TASK - In the lines below, find how many contain the word "left" and report that figure alone.

SUPPLIED INFORMATION -
++++++++

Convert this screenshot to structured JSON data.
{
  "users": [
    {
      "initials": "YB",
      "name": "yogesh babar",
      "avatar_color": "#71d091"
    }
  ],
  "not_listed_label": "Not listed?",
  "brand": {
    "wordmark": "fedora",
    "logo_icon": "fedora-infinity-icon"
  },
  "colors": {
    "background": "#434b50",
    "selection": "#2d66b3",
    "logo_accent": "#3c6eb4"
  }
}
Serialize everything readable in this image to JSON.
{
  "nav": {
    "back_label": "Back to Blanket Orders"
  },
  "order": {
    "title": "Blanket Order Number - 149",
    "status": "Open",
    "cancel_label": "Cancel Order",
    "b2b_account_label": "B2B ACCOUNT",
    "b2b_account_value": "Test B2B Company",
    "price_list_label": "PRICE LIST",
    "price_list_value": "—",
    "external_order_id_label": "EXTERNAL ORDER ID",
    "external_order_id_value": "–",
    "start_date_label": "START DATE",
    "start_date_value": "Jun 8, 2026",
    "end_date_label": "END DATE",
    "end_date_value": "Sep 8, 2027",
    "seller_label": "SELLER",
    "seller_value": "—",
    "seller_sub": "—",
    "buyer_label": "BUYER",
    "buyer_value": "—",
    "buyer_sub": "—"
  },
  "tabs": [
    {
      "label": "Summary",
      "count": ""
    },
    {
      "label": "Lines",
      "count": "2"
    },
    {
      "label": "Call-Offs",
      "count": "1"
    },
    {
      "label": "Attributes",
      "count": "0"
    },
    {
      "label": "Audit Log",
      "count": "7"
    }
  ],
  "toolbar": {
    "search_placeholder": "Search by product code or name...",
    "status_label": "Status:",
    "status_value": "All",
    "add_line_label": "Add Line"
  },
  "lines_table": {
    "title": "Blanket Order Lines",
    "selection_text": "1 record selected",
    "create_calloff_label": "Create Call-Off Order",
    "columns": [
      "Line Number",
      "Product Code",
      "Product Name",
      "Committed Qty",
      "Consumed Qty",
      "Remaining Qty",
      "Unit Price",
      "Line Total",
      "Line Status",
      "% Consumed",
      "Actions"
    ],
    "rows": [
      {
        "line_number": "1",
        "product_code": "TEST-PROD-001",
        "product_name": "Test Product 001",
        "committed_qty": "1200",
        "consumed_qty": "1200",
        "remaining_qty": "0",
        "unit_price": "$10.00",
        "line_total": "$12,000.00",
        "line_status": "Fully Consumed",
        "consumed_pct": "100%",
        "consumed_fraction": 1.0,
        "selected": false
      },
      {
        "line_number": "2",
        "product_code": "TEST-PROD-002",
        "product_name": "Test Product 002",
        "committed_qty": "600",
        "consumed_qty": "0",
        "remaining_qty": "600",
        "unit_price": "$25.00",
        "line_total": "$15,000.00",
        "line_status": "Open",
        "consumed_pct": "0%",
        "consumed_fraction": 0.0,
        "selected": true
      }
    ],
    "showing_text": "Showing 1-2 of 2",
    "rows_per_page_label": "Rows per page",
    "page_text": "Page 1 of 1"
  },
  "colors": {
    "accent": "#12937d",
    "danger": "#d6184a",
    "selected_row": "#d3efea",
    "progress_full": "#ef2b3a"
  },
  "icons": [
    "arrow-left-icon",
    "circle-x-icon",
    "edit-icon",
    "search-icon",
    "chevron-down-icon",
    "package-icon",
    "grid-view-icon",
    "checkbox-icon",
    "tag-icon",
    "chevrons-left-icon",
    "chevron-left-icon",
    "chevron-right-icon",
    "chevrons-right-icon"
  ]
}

++++++++

COMPLETED TASK - 3